-- Supplied material --
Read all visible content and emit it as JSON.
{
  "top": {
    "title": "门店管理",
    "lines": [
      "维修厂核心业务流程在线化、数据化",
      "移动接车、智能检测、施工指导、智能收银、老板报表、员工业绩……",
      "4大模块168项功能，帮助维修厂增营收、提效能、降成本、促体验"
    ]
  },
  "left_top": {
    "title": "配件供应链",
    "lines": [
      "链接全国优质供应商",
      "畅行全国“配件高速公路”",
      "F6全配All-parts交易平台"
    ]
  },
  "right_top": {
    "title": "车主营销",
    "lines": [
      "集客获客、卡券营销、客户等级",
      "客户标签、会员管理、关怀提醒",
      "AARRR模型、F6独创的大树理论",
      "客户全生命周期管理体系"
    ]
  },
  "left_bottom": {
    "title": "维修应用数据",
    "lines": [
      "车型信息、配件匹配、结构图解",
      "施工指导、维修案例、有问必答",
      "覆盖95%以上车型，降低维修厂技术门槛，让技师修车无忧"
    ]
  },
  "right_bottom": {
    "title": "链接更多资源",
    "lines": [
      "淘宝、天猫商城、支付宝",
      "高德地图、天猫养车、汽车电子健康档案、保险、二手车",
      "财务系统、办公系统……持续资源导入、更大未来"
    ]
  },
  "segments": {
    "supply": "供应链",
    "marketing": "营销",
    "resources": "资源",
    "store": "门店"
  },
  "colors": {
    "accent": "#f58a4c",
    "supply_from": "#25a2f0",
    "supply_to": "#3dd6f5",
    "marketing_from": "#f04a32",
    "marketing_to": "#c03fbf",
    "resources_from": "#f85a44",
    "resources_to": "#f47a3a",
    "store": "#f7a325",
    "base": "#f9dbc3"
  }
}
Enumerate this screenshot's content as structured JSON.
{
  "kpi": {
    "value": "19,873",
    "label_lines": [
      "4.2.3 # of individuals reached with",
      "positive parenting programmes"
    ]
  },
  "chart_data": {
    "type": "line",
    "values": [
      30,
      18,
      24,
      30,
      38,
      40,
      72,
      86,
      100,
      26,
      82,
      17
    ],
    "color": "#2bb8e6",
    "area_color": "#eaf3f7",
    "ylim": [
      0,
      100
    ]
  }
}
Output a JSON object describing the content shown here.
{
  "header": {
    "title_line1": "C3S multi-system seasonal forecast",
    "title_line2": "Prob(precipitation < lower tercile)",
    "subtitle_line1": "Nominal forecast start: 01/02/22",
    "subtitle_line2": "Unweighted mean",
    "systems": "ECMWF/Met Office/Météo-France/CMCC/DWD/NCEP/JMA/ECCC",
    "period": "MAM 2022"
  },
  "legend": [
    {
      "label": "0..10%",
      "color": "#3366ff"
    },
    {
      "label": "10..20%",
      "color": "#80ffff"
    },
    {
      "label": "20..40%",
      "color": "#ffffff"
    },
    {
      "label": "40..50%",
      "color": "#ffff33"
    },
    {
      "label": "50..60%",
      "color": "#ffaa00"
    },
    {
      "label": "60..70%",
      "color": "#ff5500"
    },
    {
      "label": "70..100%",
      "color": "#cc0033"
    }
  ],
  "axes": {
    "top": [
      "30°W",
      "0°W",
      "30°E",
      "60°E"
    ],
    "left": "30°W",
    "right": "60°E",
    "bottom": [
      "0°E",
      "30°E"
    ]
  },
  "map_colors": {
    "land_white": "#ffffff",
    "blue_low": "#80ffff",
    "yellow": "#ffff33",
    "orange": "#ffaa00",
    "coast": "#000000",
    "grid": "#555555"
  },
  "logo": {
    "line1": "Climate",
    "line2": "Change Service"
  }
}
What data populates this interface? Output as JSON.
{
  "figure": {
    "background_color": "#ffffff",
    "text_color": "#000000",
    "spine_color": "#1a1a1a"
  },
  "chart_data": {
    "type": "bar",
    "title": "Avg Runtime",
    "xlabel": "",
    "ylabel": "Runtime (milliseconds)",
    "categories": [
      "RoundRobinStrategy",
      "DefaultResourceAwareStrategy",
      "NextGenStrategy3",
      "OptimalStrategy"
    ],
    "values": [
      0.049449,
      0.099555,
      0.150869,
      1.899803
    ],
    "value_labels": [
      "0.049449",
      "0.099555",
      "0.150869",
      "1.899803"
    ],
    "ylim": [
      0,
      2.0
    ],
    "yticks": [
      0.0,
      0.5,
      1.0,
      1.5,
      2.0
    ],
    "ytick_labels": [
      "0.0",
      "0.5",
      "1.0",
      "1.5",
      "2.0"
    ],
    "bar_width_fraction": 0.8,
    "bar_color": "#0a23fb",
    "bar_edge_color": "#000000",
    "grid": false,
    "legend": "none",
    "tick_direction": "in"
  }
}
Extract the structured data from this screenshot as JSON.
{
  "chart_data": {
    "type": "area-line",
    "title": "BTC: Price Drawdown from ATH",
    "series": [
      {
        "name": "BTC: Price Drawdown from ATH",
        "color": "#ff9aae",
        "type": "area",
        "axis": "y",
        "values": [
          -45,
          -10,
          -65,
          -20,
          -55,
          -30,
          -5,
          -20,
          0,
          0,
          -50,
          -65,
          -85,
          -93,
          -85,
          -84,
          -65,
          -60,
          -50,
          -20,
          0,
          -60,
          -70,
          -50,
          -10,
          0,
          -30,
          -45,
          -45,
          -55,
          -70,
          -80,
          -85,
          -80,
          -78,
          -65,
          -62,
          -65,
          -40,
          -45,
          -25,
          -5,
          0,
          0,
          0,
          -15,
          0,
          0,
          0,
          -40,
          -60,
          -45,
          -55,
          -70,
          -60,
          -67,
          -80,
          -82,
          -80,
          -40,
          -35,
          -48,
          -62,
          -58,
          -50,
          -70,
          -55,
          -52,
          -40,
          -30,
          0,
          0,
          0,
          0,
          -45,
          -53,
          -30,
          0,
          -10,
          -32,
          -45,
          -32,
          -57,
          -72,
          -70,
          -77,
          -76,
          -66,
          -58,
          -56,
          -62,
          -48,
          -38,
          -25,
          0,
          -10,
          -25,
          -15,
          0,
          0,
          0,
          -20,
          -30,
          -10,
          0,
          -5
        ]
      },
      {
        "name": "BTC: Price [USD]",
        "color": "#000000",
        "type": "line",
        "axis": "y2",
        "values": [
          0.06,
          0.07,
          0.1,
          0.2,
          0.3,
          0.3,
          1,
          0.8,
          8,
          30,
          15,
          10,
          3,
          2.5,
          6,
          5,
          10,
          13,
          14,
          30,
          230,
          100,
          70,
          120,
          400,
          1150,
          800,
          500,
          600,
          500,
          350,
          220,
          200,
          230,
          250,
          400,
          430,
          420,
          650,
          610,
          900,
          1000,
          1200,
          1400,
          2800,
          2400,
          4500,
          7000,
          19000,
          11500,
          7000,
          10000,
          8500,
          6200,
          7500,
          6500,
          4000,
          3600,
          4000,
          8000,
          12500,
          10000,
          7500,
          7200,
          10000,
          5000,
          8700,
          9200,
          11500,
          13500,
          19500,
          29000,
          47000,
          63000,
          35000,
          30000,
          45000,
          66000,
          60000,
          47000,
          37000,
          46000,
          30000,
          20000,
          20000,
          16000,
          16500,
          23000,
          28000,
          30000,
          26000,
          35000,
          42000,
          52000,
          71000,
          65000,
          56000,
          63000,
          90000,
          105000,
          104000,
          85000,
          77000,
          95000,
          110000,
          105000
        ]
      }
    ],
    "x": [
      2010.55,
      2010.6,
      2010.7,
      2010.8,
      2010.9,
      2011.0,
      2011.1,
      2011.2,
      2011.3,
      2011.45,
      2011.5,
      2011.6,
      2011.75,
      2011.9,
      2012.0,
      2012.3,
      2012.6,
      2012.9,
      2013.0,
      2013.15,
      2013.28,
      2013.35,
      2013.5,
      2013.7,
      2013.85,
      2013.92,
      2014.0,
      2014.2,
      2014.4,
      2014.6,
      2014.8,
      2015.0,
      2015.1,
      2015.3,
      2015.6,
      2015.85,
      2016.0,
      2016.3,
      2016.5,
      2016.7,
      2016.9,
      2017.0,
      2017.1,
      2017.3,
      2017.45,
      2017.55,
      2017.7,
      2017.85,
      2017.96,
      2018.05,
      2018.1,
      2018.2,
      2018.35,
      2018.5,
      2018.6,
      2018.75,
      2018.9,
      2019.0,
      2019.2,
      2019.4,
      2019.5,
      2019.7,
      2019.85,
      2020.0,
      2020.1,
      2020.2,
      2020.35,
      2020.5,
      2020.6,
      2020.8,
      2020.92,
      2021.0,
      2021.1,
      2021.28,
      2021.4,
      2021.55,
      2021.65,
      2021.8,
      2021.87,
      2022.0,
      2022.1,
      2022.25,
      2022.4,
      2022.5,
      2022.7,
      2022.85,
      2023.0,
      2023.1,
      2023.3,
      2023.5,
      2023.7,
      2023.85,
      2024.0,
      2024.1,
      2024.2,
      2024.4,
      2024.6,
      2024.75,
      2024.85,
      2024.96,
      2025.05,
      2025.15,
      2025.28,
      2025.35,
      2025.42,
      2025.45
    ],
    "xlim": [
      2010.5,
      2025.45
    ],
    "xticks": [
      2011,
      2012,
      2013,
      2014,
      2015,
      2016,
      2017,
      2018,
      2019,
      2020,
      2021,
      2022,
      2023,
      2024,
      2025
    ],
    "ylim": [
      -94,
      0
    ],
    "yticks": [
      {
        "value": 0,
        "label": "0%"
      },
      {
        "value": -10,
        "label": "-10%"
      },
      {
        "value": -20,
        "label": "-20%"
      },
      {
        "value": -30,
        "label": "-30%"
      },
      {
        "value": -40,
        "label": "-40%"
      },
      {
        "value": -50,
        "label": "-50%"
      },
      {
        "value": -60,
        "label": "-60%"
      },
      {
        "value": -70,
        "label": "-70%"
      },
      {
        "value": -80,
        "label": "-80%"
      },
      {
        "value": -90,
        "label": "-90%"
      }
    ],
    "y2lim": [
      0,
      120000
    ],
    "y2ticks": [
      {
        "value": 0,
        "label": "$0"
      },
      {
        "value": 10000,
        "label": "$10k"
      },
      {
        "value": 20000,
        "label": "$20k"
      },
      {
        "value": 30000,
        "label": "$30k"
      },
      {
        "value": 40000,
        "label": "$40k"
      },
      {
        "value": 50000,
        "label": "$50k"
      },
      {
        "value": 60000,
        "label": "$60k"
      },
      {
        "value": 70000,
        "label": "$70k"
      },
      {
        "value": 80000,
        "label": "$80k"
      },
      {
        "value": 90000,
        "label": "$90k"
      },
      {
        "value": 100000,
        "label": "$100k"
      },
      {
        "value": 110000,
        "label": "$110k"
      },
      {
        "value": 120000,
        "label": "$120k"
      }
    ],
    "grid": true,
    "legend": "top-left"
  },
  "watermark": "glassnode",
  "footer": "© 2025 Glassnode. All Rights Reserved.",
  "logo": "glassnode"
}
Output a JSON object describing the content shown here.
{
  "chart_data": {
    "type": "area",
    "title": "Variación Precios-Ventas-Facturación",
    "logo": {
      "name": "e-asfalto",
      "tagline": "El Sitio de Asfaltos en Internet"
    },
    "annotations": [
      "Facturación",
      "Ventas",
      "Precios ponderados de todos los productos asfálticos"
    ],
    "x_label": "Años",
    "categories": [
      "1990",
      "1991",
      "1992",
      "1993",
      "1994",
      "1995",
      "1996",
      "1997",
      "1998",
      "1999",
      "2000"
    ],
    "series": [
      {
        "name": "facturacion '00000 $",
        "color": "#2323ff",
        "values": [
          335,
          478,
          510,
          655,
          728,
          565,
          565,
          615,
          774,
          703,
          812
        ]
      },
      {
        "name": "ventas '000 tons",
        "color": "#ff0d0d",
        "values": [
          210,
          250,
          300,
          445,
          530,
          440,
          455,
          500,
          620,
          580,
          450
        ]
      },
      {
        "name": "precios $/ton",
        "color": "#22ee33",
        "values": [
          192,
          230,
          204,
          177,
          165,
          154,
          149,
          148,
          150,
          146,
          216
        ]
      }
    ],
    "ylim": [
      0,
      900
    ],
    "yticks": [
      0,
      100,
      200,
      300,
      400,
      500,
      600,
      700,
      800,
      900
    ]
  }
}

-- Objective --
Pull out every line of the records that includes the string "Runtime".

-- Written answer --
    "title": "Avg Runtime",
    "ylabel": "Runtime (milliseconds)",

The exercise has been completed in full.